Instructions:
A. From the text on infectious agents and Gulf War veterans' illnesses, list the definitive clinical findings it names for AIDS and for H. pylori infection.
B. Carry on the text on infectious agents and Gulf War veterans' illnesses, starting after its last sentence.

Text excerpt:
For known infectious agents, the spectrum of disease they cause is fairly well characterized. That is not to say that infectious agents cannot emerge or change, manifesting different signs and symptoms over time. The signs and symptoms caused by the biologic warfare agents discussed, for example, are well known. Because these agents do not cause low-level chronic disease, they are unlikely to cause symptoms that have been associated with illnesses among Gulf War veterans.
Is it possible that new presently unidentified infectious diseases might account for the spectrum of disease associated with illnesses among Gulf War veterans? Such a possibility cannot be dismissed even though, based on past history, such a finding would be unlikely. For example, HIV, responsible for AIDS, and Helicobacter pylori, responsible for gastrointestinal ulcers, were unknown when the diseases associated with them were first described. As discussed above, however, these diseases presented with definitive and verifiable clinical findings such as unusual infections and unexpected cancers with AIDS, and ulceration on endoscopy with H. pylori.
Investigational techniques center on trying to identify new agents when illnesses are discovered that might be infectious but for which a known cause is absent. When looking for agents, some issues include whether the presentation is acute or chronic and whether a case definition (well-defined conditions associated with specific illnesses) exists. With respect to the poorly defined illnesses associated with Gulf War service (a problematic case definition by the above criteria), many individuals deployed to the Gulf report that they do not feel as well on return as they did before they left.
How should one go about looking for differences between Gulf War veterans who are ill and those who are not? The case-control study approach is the proper epidemiologic technique. However, conducting these studies now is difficult because patients have been out of service for almost a decade. Physicians and other scientists look for evidence of exposure to infectious agents by comparing levels of antibodies in the blood before an illness to levels after recovery. In a similar way, it might be possible to compare blood serum samples from veterans that were collected before deployment with samples drawn on these same individuals after their return. If the differences in these "pre-post" sample comparisons are significantly bigger in those deployed to the Persian Gulf than in those who were not, then an epidemiologic difference exists that might explain causality.
To look for unknown agents, a number of relatively new approaches and techniques are being taken.

Material shown:
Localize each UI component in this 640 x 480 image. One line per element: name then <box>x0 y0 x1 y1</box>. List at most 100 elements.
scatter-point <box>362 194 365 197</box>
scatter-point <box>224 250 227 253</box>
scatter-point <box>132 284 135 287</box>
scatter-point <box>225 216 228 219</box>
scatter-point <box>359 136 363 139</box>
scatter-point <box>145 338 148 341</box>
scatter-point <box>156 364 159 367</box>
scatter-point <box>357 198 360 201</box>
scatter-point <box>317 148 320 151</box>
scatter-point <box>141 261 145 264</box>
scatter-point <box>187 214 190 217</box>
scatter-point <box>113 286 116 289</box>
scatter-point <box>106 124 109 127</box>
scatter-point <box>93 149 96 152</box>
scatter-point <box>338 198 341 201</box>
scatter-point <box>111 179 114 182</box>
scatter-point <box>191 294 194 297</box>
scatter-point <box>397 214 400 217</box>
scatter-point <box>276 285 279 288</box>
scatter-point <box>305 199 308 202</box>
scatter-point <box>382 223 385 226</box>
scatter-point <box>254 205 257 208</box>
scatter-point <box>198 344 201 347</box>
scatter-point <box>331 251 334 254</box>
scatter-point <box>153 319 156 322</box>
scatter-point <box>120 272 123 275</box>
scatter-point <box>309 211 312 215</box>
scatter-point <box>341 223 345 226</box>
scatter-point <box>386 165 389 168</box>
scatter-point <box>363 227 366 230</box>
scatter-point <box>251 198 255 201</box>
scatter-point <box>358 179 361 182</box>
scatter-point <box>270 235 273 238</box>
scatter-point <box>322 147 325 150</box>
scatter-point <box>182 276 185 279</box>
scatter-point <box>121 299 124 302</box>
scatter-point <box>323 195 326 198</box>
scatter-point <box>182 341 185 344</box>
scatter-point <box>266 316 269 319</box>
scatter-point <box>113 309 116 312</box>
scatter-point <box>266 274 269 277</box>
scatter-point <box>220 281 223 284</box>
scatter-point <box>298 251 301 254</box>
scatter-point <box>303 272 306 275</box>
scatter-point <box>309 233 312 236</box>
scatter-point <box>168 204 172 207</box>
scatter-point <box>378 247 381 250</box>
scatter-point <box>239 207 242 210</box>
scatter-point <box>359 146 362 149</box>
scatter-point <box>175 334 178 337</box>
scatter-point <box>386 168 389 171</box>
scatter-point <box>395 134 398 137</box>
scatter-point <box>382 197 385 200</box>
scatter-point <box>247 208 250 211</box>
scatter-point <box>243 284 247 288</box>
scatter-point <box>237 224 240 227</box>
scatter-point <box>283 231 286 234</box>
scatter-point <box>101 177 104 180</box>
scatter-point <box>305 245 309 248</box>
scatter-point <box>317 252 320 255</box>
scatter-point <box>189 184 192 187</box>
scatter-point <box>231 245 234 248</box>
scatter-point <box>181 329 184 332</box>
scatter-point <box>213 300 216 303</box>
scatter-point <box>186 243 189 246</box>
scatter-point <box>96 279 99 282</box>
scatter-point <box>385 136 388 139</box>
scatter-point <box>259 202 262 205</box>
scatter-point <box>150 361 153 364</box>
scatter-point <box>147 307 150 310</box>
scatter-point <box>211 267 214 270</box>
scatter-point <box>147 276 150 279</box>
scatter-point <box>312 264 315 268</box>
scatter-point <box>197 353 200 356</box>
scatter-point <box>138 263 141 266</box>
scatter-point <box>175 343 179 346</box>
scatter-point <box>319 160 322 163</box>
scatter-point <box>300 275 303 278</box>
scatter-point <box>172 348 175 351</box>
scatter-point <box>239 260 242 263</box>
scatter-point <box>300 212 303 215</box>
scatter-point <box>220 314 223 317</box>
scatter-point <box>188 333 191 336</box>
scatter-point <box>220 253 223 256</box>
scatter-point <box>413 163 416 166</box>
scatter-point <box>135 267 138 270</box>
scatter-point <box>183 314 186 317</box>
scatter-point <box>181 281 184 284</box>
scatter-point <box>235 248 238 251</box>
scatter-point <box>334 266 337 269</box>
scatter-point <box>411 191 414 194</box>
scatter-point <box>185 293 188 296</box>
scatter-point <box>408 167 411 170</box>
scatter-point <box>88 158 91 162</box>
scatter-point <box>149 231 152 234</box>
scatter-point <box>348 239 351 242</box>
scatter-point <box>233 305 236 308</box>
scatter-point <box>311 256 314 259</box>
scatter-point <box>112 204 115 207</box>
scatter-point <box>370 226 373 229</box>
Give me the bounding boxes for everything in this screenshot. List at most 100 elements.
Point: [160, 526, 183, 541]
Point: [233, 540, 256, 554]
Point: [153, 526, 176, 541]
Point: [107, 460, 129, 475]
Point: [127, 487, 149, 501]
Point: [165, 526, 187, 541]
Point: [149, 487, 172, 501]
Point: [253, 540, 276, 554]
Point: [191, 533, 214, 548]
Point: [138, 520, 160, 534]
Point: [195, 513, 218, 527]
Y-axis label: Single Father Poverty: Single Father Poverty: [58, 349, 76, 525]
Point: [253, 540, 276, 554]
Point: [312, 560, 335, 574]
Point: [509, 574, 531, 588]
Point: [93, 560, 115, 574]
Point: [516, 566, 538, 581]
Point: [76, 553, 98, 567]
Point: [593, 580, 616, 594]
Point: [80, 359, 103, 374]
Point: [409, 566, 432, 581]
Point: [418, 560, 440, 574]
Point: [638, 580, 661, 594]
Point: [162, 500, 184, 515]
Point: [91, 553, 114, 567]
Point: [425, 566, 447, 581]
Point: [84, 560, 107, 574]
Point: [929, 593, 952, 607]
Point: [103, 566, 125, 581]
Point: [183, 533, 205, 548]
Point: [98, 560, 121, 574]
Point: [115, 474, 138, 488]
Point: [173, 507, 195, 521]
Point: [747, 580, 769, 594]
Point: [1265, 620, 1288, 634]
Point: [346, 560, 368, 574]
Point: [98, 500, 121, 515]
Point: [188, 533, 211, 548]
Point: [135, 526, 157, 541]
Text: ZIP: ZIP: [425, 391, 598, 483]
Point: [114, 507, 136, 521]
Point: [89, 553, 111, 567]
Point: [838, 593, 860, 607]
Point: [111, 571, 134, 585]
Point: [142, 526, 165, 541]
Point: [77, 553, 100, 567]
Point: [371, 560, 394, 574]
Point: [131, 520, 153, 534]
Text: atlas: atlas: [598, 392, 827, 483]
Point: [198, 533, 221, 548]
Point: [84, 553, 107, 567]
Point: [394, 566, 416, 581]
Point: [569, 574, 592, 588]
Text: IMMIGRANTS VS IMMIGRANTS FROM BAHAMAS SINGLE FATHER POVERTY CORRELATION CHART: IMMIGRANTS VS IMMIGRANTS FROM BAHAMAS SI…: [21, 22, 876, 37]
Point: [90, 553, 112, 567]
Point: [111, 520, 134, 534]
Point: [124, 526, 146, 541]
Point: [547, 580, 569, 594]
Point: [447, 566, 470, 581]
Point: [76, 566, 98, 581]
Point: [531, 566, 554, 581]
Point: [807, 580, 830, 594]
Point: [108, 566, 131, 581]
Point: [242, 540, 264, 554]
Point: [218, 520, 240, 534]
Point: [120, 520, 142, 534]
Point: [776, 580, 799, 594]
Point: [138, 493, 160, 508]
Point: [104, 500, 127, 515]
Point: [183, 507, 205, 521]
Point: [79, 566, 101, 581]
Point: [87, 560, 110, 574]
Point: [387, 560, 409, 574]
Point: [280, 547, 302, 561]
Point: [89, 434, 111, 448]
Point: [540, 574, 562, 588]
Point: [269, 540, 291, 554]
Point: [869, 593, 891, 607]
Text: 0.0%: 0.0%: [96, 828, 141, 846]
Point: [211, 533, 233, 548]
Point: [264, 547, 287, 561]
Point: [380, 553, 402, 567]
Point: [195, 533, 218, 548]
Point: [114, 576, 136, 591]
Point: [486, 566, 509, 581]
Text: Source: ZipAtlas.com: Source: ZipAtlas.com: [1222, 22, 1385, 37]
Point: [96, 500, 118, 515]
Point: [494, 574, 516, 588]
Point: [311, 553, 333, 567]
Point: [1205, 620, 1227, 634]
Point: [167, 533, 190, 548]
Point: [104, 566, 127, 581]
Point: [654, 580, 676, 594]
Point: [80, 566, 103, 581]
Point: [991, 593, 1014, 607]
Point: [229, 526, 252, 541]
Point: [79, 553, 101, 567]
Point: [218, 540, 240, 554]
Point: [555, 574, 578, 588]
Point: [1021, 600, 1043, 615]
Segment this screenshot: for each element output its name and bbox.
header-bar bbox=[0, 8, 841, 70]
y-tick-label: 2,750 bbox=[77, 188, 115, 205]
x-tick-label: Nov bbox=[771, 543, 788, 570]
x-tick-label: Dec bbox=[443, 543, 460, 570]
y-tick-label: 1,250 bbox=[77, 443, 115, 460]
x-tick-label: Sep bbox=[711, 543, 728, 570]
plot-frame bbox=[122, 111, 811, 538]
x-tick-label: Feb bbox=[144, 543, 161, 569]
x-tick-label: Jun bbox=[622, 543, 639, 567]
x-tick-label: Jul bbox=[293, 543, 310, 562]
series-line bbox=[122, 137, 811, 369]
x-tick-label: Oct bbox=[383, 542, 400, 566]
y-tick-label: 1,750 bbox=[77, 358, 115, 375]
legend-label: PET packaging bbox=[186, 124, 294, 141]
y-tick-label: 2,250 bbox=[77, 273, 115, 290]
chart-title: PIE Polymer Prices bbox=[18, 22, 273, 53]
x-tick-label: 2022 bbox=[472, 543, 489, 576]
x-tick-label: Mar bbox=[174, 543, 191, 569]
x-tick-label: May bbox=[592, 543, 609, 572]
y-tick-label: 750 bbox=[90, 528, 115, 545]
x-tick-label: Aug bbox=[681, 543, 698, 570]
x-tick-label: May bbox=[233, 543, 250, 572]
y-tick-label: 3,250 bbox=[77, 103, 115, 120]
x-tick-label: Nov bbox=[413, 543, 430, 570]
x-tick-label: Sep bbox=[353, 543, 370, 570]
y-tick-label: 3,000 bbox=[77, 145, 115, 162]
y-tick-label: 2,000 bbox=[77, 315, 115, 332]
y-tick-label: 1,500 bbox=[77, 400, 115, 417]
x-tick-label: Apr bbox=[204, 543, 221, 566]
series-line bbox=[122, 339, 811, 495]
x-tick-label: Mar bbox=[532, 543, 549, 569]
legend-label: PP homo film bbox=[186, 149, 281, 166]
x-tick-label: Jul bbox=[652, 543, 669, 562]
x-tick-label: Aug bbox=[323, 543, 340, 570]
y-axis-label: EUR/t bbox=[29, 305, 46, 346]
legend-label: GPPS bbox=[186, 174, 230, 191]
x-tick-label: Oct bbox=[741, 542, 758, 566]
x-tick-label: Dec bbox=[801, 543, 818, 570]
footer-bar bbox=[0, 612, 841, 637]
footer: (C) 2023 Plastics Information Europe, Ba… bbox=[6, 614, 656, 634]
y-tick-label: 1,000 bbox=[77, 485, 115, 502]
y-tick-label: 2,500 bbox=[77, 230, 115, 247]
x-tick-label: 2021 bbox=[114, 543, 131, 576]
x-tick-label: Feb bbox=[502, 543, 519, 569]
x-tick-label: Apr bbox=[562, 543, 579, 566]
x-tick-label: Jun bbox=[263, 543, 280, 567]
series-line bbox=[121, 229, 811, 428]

Outputs by task:
A.
unusual infections (AIDS)
unexpected cancers (AIDS)
ulceration on endoscopy (H. pylori)

B.
This technique amplifies the genetic information (DNA) present in specimens of patient's tissues (in the case of illnesses among Gulf War veterans this would generally be blood--particularly white blood cells). Samples from patients with illnesses among Gulf War veterans and from those who do not have the illnesses are treated the same. Then investigators subtract the DNA that is common to both the patients and the healthy control volunteers. The remaining DNA must then be evaluated to determine its nature and whether it represents nuclear material from an unknown infectious agent. This technique was used to demonstrate the presence of herpes virus in samples of Kaposi's sarcoma, a malignancy found in some AIDS patients (Relman, 1997; Fredericks and Relman, 1996; Lisitsyn, 1995; Baldocchi and Flaherty, 1997).
This method has properties similar to that of RDA. Using this technique, the characteristics of an organism are identified or determined by the genetic information that it expresses (Velculescu et al., 1995). This method allows researchers to look simultaneously at a large number of genetic messages and to quantify the genetic information identified.
This is another genetic technique that looks for evidence that messenger RNA (mRNA) is present in a sample. mRNA is the nuclear material that takes genetic messages from the nucleus of the cell and tells the cell what proteins to make. The technique looks at genes that have been characterized. One then uses this technique to look for differences in the types of mRNA expressed by patients and nonpatients. Once differences exist between patients and nonpatients, the differences may be characterized (Hayashi et al., 1995).
The techniques discussed can be considered emerging approaches, but they have been useful in beginning to look for unexplained causes of illness. Presently, they are being evaluated to search for causes of chronic fatigue syndrome, illnesses among Gulf War veterans, and other conditions.